> [Problem]: Print the data exactly, leaving nothing out.

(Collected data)
════════

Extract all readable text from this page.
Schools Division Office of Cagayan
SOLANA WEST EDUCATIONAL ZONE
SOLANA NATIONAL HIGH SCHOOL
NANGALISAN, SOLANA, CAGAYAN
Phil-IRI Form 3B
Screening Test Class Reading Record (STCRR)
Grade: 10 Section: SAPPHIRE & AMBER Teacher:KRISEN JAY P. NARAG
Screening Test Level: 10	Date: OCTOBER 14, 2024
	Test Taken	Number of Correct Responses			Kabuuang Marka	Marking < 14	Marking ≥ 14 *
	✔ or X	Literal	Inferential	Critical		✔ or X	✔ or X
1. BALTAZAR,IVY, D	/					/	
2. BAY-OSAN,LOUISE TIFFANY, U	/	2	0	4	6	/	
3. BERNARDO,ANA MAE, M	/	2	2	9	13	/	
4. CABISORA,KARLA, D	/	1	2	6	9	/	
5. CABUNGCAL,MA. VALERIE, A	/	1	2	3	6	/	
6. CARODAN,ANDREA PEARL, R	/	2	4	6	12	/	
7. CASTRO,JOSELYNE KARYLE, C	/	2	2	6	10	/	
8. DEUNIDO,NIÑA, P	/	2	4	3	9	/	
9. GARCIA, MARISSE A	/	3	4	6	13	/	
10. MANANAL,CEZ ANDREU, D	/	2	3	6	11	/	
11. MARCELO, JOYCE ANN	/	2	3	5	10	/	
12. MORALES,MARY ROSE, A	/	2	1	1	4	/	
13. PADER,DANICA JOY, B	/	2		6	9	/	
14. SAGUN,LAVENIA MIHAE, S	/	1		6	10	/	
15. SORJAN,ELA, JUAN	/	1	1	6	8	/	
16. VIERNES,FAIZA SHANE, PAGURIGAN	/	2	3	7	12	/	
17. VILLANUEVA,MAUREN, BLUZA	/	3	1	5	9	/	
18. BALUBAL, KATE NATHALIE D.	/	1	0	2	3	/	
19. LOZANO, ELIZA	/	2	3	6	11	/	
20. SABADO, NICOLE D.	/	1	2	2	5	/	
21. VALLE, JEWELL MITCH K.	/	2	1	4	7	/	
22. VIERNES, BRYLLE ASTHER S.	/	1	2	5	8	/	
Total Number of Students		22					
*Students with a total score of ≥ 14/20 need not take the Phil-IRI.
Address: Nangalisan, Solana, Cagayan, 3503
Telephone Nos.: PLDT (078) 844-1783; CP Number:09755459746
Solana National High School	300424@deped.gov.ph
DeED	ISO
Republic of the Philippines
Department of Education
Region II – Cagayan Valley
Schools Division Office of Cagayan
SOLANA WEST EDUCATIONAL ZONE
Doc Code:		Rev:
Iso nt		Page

════════

> [Task result]:
Extract all readable text from this page.
Schools Division Office of Cagayan
SOLANA WEST EDUCATIONAL ZONE
SOLANA NATIONAL HIGH SCHOOL
NANGALISAN, SOLANA, CAGAYAN
Phil-IRI Form 3B
Screening Test Class Reading Record (STCRR)
Grade: 10 Section: SAPPHIRE & AMBER Teacher:KRISEN JAY P. NARAG
Screening Test Level: 10	Date: OCTOBER 14, 2024
	Test Taken	Number of Correct Responses			Kabuuang Marka	Marking < 14	Marking ≥ 14 *
	✔ or X	Literal	Inferential	Critical		✔ or X	✔ or X
1. BALTAZAR,IVY, D	/					/	
2. BAY-OSAN,LOUISE TIFFANY, U	/	2	0	4	6	/	
3. BERNARDO,ANA MAE, M	/	2	2	9	13	/	
4. CABISORA,KARLA, D	/	1	2	6	9	/	
5. CABUNGCAL,MA. VALERIE, A	/	1	2	3	6	/	
6. CARODAN,ANDREA PEARL, R	/	2	4	6	12	/	
7. CASTRO,JOSELYNE KARYLE, C	/	2	2	6	10	/	
8. DEUNIDO,NIÑA, P	/	2	4	3	9	/	
9. GARCIA, MARISSE A	/	3	4	6	13	/	
10. MANANAL,CEZ ANDREU, D	/	2	3	6	11	/	
11. MARCELO, JOYCE ANN	/	2	3	5	10	/	
12. MORALES,MARY ROSE, A	/	2	1	1	4	/	
13. PADER,DANICA JOY, B	/	2		6	9	/	
14. SAGUN,LAVENIA MIHAE, S	/	1		6	10	/	
15. SORJAN,ELA, JUAN	/	1	1	6	8	/	
16. VIERNES,FAIZA SHANE, PAGURIGAN	/	2	3	7	12	/	
17. VILLANUEVA,MAUREN, BLUZA	/	3	1	5	9	/	
18. BALUBAL, KATE NATHALIE D.	/	1	0	2	3	/	
19. LOZANO, ELIZA	/	2	3	6	11	/	
20. SABADO, NICOLE D.	/	1	2	2	5	/	
21. VALLE, JEWELL MITCH K.	/	2	1	4	7	/	
22. VIERNES, BRYLLE ASTHER S.	/	1	2	5	8	/	
Total Number of Students		22					
*Students with a total score of ≥ 14/20 need not take the Phil-IRI.
Address: Nangalisan, Solana, Cagayan, 3503
Telephone Nos.: PLDT (078) 844-1783; CP Number:09755459746
Solana National High School	300424@deped.gov.ph
DeED	ISO
Republic of the Philippines
Department of Education
Region II – Cagayan Valley
Schools Division Office of Cagayan
SOLANA WEST EDUCATIONAL ZONE
Doc Code:		Rev:
Iso nt		Page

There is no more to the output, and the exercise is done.